**EXERCISE GOAL**
Reproduce the full listing that appears beneath this instruction exactly.

**SUPPLIED RECORDS**
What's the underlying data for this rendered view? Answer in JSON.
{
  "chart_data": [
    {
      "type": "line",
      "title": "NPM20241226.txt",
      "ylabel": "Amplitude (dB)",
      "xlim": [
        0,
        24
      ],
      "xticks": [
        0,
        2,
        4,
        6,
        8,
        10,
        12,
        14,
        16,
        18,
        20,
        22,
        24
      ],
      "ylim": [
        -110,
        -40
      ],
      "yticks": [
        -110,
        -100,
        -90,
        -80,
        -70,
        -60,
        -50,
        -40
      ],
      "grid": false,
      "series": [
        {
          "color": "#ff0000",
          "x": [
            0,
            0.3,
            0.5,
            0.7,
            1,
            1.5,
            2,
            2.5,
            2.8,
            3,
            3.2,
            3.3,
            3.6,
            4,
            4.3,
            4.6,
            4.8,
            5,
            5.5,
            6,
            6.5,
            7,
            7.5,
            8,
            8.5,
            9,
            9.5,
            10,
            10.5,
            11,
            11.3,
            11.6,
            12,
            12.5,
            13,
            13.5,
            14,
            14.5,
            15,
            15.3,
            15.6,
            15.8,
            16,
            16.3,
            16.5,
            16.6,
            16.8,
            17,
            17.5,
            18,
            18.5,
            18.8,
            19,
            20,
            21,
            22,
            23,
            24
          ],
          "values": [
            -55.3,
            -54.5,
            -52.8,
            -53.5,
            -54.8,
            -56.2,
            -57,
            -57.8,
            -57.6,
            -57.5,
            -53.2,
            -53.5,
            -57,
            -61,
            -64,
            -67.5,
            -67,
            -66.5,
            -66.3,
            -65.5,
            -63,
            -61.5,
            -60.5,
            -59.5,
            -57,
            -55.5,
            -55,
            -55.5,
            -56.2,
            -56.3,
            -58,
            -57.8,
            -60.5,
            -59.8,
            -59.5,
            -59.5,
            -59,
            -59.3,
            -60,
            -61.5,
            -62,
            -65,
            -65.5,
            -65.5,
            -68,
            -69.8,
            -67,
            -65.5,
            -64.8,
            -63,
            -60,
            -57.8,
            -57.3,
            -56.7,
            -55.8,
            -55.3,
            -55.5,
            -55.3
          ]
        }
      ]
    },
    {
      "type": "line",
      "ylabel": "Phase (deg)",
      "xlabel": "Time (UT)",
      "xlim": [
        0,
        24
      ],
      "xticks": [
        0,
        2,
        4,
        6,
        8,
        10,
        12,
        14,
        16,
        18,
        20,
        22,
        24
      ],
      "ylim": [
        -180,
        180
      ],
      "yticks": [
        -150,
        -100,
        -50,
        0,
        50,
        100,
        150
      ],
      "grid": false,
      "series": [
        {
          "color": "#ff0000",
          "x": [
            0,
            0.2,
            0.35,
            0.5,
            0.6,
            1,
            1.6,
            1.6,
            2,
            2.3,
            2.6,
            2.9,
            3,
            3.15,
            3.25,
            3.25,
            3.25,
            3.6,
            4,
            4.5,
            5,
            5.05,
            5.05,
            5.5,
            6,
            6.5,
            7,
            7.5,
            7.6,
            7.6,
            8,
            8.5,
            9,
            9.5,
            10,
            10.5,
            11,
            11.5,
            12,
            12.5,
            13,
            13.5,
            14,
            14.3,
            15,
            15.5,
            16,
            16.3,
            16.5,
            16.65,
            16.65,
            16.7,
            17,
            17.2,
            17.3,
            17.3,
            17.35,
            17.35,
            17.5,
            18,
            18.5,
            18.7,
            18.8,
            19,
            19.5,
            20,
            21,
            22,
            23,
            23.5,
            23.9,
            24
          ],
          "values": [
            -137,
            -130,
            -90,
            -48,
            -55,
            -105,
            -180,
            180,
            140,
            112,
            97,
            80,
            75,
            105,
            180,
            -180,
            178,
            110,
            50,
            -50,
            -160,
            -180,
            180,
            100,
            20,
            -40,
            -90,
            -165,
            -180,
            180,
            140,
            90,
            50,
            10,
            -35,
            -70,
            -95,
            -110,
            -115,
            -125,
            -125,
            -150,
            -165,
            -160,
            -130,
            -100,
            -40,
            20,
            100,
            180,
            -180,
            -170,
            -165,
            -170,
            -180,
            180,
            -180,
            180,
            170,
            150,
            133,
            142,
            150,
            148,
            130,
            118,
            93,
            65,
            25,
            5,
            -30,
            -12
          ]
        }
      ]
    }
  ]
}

**EXERCISE SOLUTION**
What's the underlying data for this rendered view? Answer in JSON.
{
  "chart_data": [
    {
      "type": "line",
      "title": "NPM20241226.txt",
      "ylabel": "Amplitude (dB)",
      "xlim": [
        0,
        24
      ],
      "xticks": [
        0,
        2,
        4,
        6,
        8,
        10,
        12,
        14,
        16,
        18,
        20,
        22,
        24
      ],
      "ylim": [
        -110,
        -40
      ],
      "yticks": [
        -110,
        -100,
        -90,
        -80,
        -70,
        -60,
        -50,
        -40
      ],
      "grid": false,
      "series": [
        {
          "color": "#ff0000",
          "x": [
            0,
            0.3,
            0.5,
            0.7,
            1,
            1.5,
            2,
            2.5,
            2.8,
            3,
            3.2,
            3.3,
            3.6,
            4,
            4.3,
            4.6,
            4.8,
            5,
            5.5,
            6,
            6.5,
            7,
            7.5,
            8,
            8.5,
            9,
            9.5,
            10,
            10.5,
            11,
            11.3,
            11.6,
            12,
            12.5,
            13,
            13.5,
            14,
            14.5,
            15,
            15.3,
            15.6,
            15.8,
            16,
            16.3,
            16.5,
            16.6,
            16.8,
            17,
            17.5,
            18,
            18.5,
            18.8,
            19,
            20,
            21,
            22,
            23,
            24
          ],
          "values": [
            -55.3,
            -54.5,
            -52.8,
            -53.5,
            -54.8,
            -56.2,
            -57,
            -57.8,
            -57.6,
            -57.5,
            -53.2,
            -53.5,
            -57,
            -61,
            -64,
            -67.5,
            -67,
            -66.5,
            -66.3,
            -65.5,
            -63,
            -61.5,
            -60.5,
            -59.5,
            -57,
            -55.5,
            -55,
            -55.5,
            -56.2,
            -56.3,
            -58,
            -57.8,
            -60.5,
            -59.8,
            -59.5,
            -59.5,
            -59,
            -59.3,
            -60,
            -61.5,
            -62,
            -65,
            -65.5,
            -65.5,
            -68,
            -69.8,
            -67,
            -65.5,
            -64.8,
            -63,
            -60,
            -57.8,
            -57.3,
            -56.7,
            -55.8,
            -55.3,
            -55.5,
            -55.3
          ]
        }
      ]
    },
    {
      "type": "line",
      "ylabel": "Phase (deg)",
      "xlabel": "Time (UT)",
      "xlim": [
        0,
        24
      ],
      "xticks": [
        0,
        2,
        4,
        6,
        8,
        10,
        12,
        14,
        16,
        18,
        20,
        22,
        24
      ],
      "ylim": [
        -180,
        180
      ],
      "yticks": [
        -150,
        -100,
        -50,
        0,
        50,
        100,
        150
      ],
      "grid": false,
      "series": [
        {
          "color": "#ff0000",
          "x": [
            0,
            0.2,
            0.35,
            0.5,
            0.6,
            1,
            1.6,
            1.6,
            2,
            2.3,
            2.6,
            2.9,
            3,
            3.15,
            3.25,
            3.25,
            3.25,
            3.6,
            4,
            4.5,
            5,
            5.05,
            5.05,
            5.5,
            6,
            6.5,
            7,
            7.5,
            7.6,
            7.6,
            8,
            8.5,
            9,
            9.5,
            10,
            10.5,
            11,
            11.5,
            12,
            12.5,
            13,
            13.5,
            14,
            14.3,
            15,
            15.5,
            16,
            16.3,
            16.5,
            16.65,
            16.65,
            16.7,
            17,
            17.2,
            17.3,
            17.3,
            17.35,
            17.35,
            17.5,
            18,
            18.5,
            18.7,
            18.8,
            19,
            19.5,
            20,
            21,
            22,
            23,
            23.5,
            23.9,
            24
          ],
          "values": [
            -137,
            -130,
            -90,
            -48,
            -55,
            -105,
            -180,
            180,
            140,
            112,
            97,
            80,
            75,
            105,
            180,
            -180,
            178,
            110,
            50,
            -50,
            -160,
            -180,
            180,
            100,
            20,
            -40,
            -90,
            -165,
            -180,
            180,
            140,
            90,
            50,
            10,
            -35,
            -70,
            -95,
            -110,
            -115,
            -125,
            -125,
            -150,
            -165,
            -160,
            -130,
            -100,
            -40,
            20,
            100,
            180,
            -180,
            -170,
            -165,
            -170,
            -180,
            180,
            -180,
            180,
            170,
            150,
            133,
            142,
            150,
            148,
            130,
            118,
            93,
            65,
            25,
            5,
            -30,
            -12
          ]
        }
      ]
    }
  ]
}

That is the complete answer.